#### [Given task]
Give back the lines below word for word, and leave out the picture.
## begin
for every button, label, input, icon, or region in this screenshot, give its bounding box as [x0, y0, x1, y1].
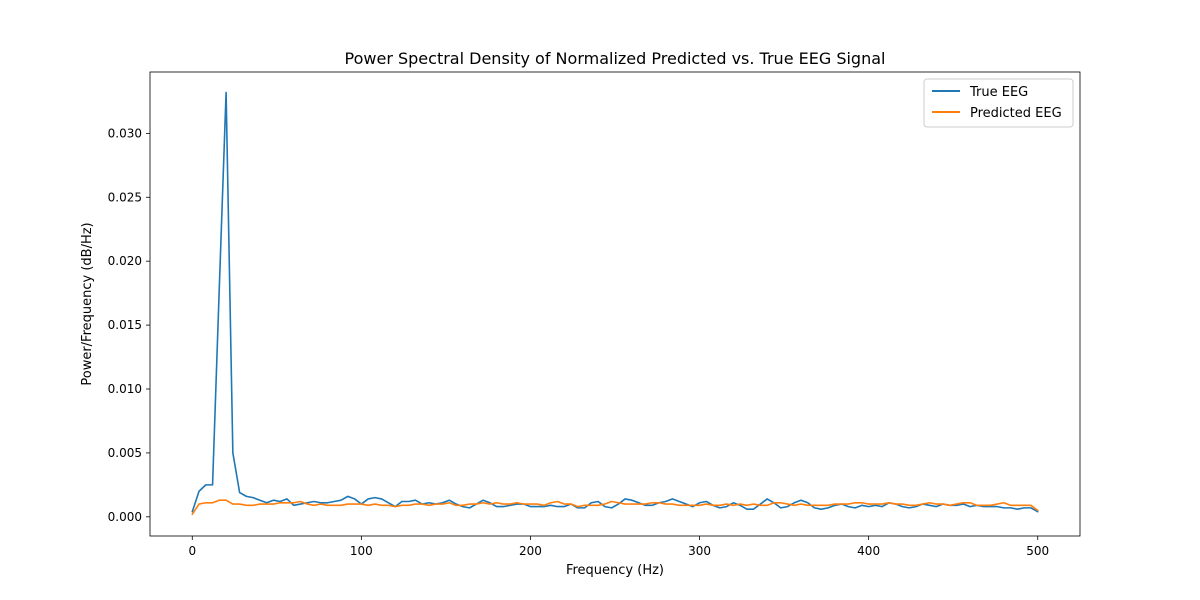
- axes-spines: [149, 71, 1081, 537]
- x-tick-label: 0: [188, 544, 196, 558]
- plot-background: [150, 72, 1080, 536]
- y-tick-label: 0.000: [108, 510, 142, 524]
- x-tick-label: 200: [519, 544, 542, 558]
- legend-label-true-eeg: True EEG: [969, 85, 1028, 100]
- chart-title: Power Spectral Density of Normalized Pre…: [345, 49, 886, 68]
- y-tick-label: 0.010: [108, 382, 142, 396]
- series-line-predicted-eeg: [191, 499, 1039, 516]
- series-layer: [191, 91, 1039, 516]
- x-axis-label: Frequency (Hz): [566, 563, 664, 578]
- legend-label-predicted-eeg: Predicted EEG: [970, 106, 1062, 121]
- x-axis: 0 100 200 300 400 500: [188, 536, 1049, 558]
- x-tick-label: 400: [857, 544, 880, 558]
- x-tick-label: 500: [1026, 544, 1049, 558]
- axes-frame: [149, 71, 1081, 537]
- plot-area: [149, 71, 1081, 537]
- legend-box: [923, 78, 1074, 128]
- y-tick-label: 0.020: [108, 254, 142, 268]
- y-tick-label: 0.015: [108, 318, 142, 332]
- y-tick-label: 0.030: [108, 126, 142, 140]
- y-axis-label: Power/Frequency (dB/Hz): [80, 222, 95, 385]
- y-tick-label: 0.025: [108, 190, 142, 204]
- legend: True EEG Predicted EEG: [923, 78, 1074, 128]
- x-tick-label: 100: [350, 544, 373, 558]
- y-axis: 0.000 0.005 0.010 0.015 0.020 0.025 0.030: [108, 126, 150, 524]
- y-tick-label: 0.005: [108, 446, 142, 460]
- x-tick-label: 300: [688, 544, 711, 558]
## end
#### [Exercise output]
for every button, label, input, icon, or region in this screenshot, give its bounding box as [x0, y0, x1, y1].
- axes-spines: [149, 71, 1081, 537]
- x-tick-label: 0: [188, 544, 196, 558]
- plot-background: [150, 72, 1080, 536]
- y-tick-label: 0.000: [108, 510, 142, 524]
- x-tick-label: 200: [519, 544, 542, 558]
- legend-label-true-eeg: True EEG: [969, 85, 1028, 100]
- chart-title: Power Spectral Density of Normalized Pre…: [345, 49, 886, 68]
- y-tick-label: 0.010: [108, 382, 142, 396]
- series-line-predicted-eeg: [191, 499, 1039, 516]
- series-layer: [191, 91, 1039, 516]
- x-axis-label: Frequency (Hz): [566, 563, 664, 578]
- legend-label-predicted-eeg: Predicted EEG: [970, 106, 1062, 121]
- x-axis: 0 100 200 300 400 500: [188, 536, 1049, 558]
- x-tick-label: 400: [857, 544, 880, 558]
- x-tick-label: 500: [1026, 544, 1049, 558]
- axes-frame: [149, 71, 1081, 537]
- plot-area: [149, 71, 1081, 537]
- legend-box: [923, 78, 1074, 128]
- y-tick-label: 0.020: [108, 254, 142, 268]
- y-tick-label: 0.015: [108, 318, 142, 332]
- y-tick-label: 0.030: [108, 126, 142, 140]
- y-axis-label: Power/Frequency (dB/Hz): [80, 222, 95, 385]
- y-tick-label: 0.025: [108, 190, 142, 204]
- legend: True EEG Predicted EEG: [923, 78, 1074, 128]
- x-tick-label: 100: [350, 544, 373, 558]
- y-axis: 0.000 0.005 0.010 0.015 0.020 0.025 0.030: [108, 126, 150, 524]
- y-tick-label: 0.005: [108, 446, 142, 460]
- x-tick-label: 300: [688, 544, 711, 558]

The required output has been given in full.